[WORK TO DO]
Count how many lines hold the word "changes" and give that number as the whole answer.

[INPUT MATERIAL]
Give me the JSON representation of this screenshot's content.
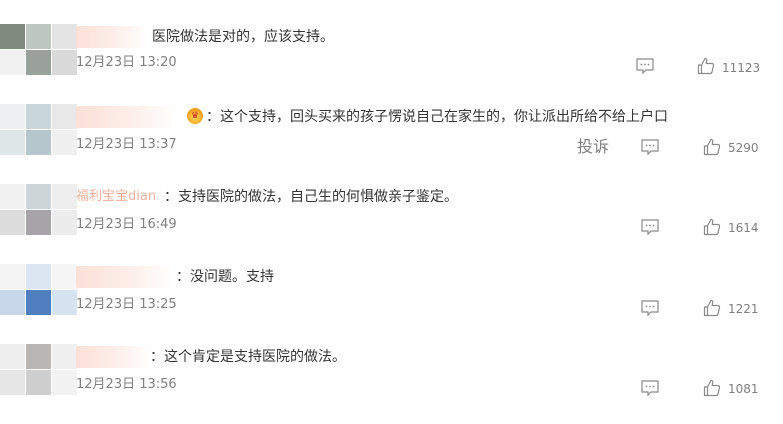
{
  "comments": [
    {
      "text": "医院做法是对的，应该支持。",
      "time": "12月23日 13:20",
      "likes": "11123",
      "avatar_colors": [
        "#7f8a7f",
        "#bfc8c0",
        "#e4e4e4",
        "#f1f1f1",
        "#9aa09c",
        "#d9d9d9"
      ]
    },
    {
      "text": "：这个支持，回头买来的孩子愣说自己在家生的，你让派出所给不给上户口",
      "time": "12月23日 13:37",
      "likes": "5290",
      "report_label": "投诉",
      "avatar_colors": [
        "#eef1f2",
        "#c9d7dc",
        "#e8e8e8",
        "#dfe6e8",
        "#b5c7cc",
        "#f0f0f0"
      ]
    },
    {
      "text": "：支持医院的做法，自己生的何惧做亲子鉴定。",
      "time": "12月23日 16:49",
      "likes": "1614",
      "name_fragment": "福利宝宝dian",
      "avatar_colors": [
        "#f1f1f1",
        "#ccd6d8",
        "#eeeeee",
        "#dcdcdc",
        "#a7a4a8",
        "#ececec"
      ]
    },
    {
      "text": "：没问题。支持",
      "time": "12月23日 13:25",
      "likes": "1221",
      "avatar_colors": [
        "#f3f3f3",
        "#dce6f0",
        "#f5f5f5",
        "#c8d8ea",
        "#4f7fbf",
        "#d7e3f0"
      ]
    },
    {
      "text": "：这个肯定是支持医院的做法。",
      "time": "12月23日 13:56",
      "likes": "1081",
      "avatar_colors": [
        "#eeeeee",
        "#b9b6b4",
        "#f0f0f0",
        "#e6e6e6",
        "#cfcfcf",
        "#f2f2f2"
      ]
    }
  ],
  "icons": {
    "reply": "comment-bubble-icon",
    "like": "thumbs-up-icon",
    "badge": "crown-badge-icon"
  },
  "colors": {
    "text": "#333333",
    "meta": "#808080",
    "username": "#eb7350"
  }
}
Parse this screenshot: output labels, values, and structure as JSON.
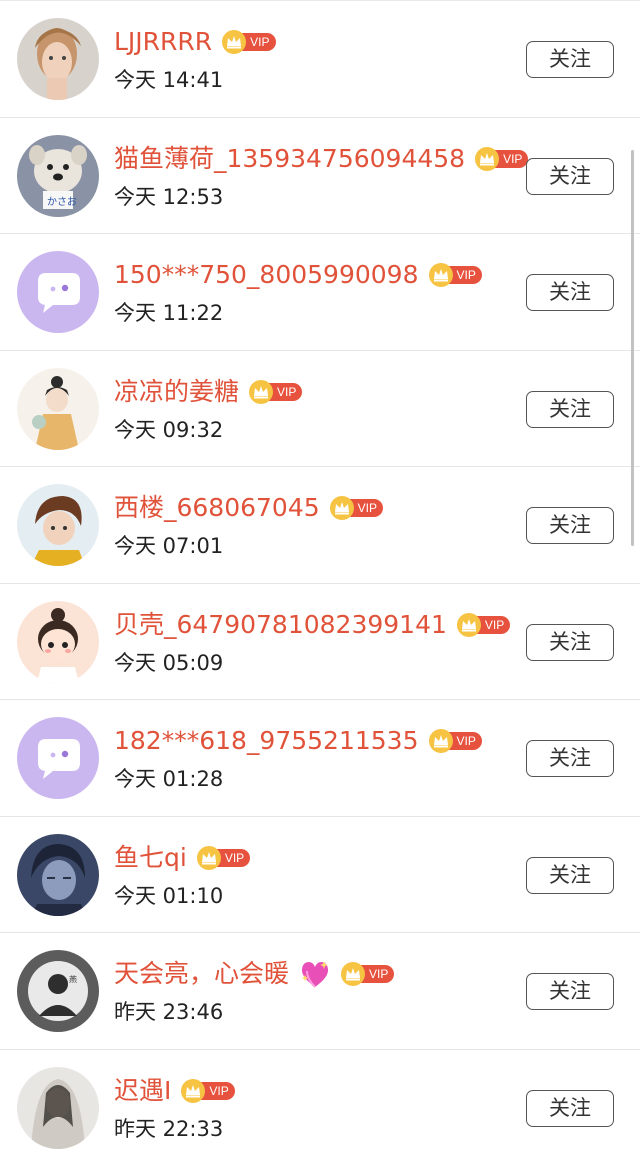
{
  "follow_label": "关注",
  "vip_label": "VIP",
  "colors": {
    "name": "#e0533a",
    "vip_badge": "#e6523e",
    "crown": "#f6c342"
  },
  "users": [
    {
      "name": "LJJRRRR",
      "time": "今天 14:41",
      "avatar": "photo-woman-icon"
    },
    {
      "name": "猫鱼薄荷_135934756094458",
      "time": "今天 12:53",
      "avatar": "dog-photo-icon"
    },
    {
      "name": "150***750_8005990098",
      "time": "今天 11:22",
      "avatar": "default-chat-avatar-icon"
    },
    {
      "name": "凉凉的姜糖",
      "time": "今天 09:32",
      "avatar": "illustration-girl-icon"
    },
    {
      "name": "西楼_668067045",
      "time": "今天 07:01",
      "avatar": "anime-boy-icon"
    },
    {
      "name": "贝壳_64790781082399141",
      "time": "今天 05:09",
      "avatar": "cartoon-child-icon"
    },
    {
      "name": "182***618_9755211535",
      "time": "今天 01:28",
      "avatar": "default-chat-avatar-icon"
    },
    {
      "name": "鱼七qi",
      "time": "今天 01:10",
      "avatar": "anime-man-icon"
    },
    {
      "name": "天会亮，心会暖",
      "time": "昨天 23:46",
      "avatar": "dark-character-icon",
      "emoji": "sparkling-heart-icon"
    },
    {
      "name": "迟遇I",
      "time": "昨天 22:33",
      "avatar": "veiled-woman-icon"
    }
  ]
}
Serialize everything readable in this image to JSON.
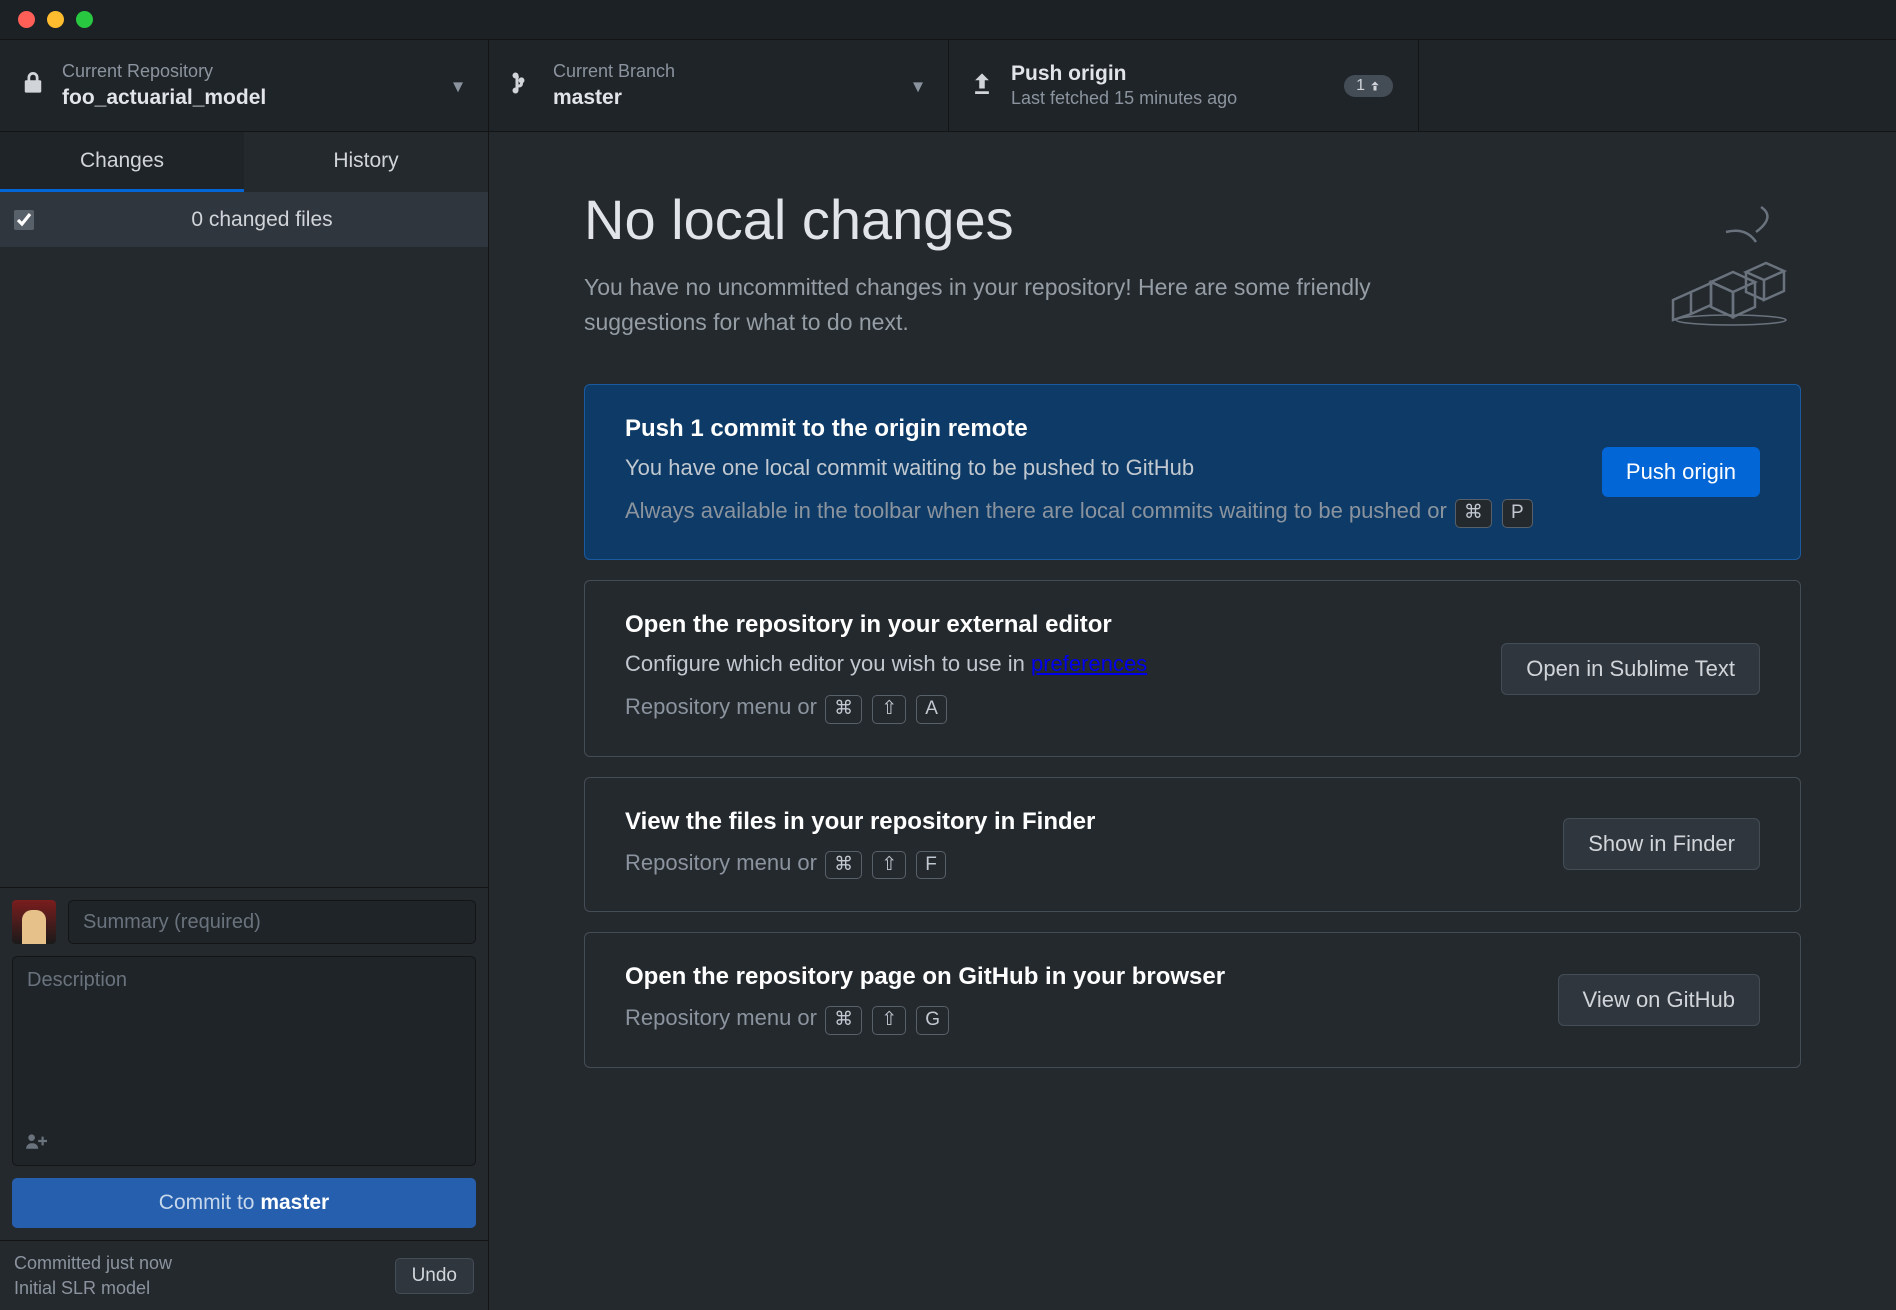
{
  "toolbar": {
    "repo": {
      "label": "Current Repository",
      "value": "foo_actuarial_model"
    },
    "branch": {
      "label": "Current Branch",
      "value": "master"
    },
    "push": {
      "label": "Push origin",
      "sub": "Last fetched 15 minutes ago",
      "badge_count": "1"
    }
  },
  "tabs": {
    "changes": "Changes",
    "history": "History"
  },
  "files_header": "0 changed files",
  "commit": {
    "summary_placeholder": "Summary (required)",
    "description_placeholder": "Description",
    "button_prefix": "Commit to ",
    "button_branch": "master"
  },
  "status": {
    "line1": "Committed just now",
    "line2": "Initial SLR model",
    "undo": "Undo"
  },
  "main": {
    "title": "No local changes",
    "subtitle": "You have no uncommitted changes in your repository! Here are some friendly suggestions for what to do next."
  },
  "cards": {
    "push": {
      "title": "Push 1 commit to the origin remote",
      "desc": "You have one local commit waiting to be pushed to GitHub",
      "hint_prefix": "Always available in the toolbar when there are local commits waiting to be pushed or ",
      "k1": "⌘",
      "k2": "P",
      "button": "Push origin"
    },
    "editor": {
      "title": "Open the repository in your external editor",
      "desc_prefix": "Configure which editor you wish to use in ",
      "desc_link": "preferences",
      "hint_prefix": "Repository menu or ",
      "k1": "⌘",
      "k2": "⇧",
      "k3": "A",
      "button": "Open in Sublime Text"
    },
    "finder": {
      "title": "View the files in your repository in Finder",
      "hint_prefix": "Repository menu or ",
      "k1": "⌘",
      "k2": "⇧",
      "k3": "F",
      "button": "Show in Finder"
    },
    "github": {
      "title": "Open the repository page on GitHub in your browser",
      "hint_prefix": "Repository menu or ",
      "k1": "⌘",
      "k2": "⇧",
      "k3": "G",
      "button": "View on GitHub"
    }
  }
}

[TASK RESULT]
3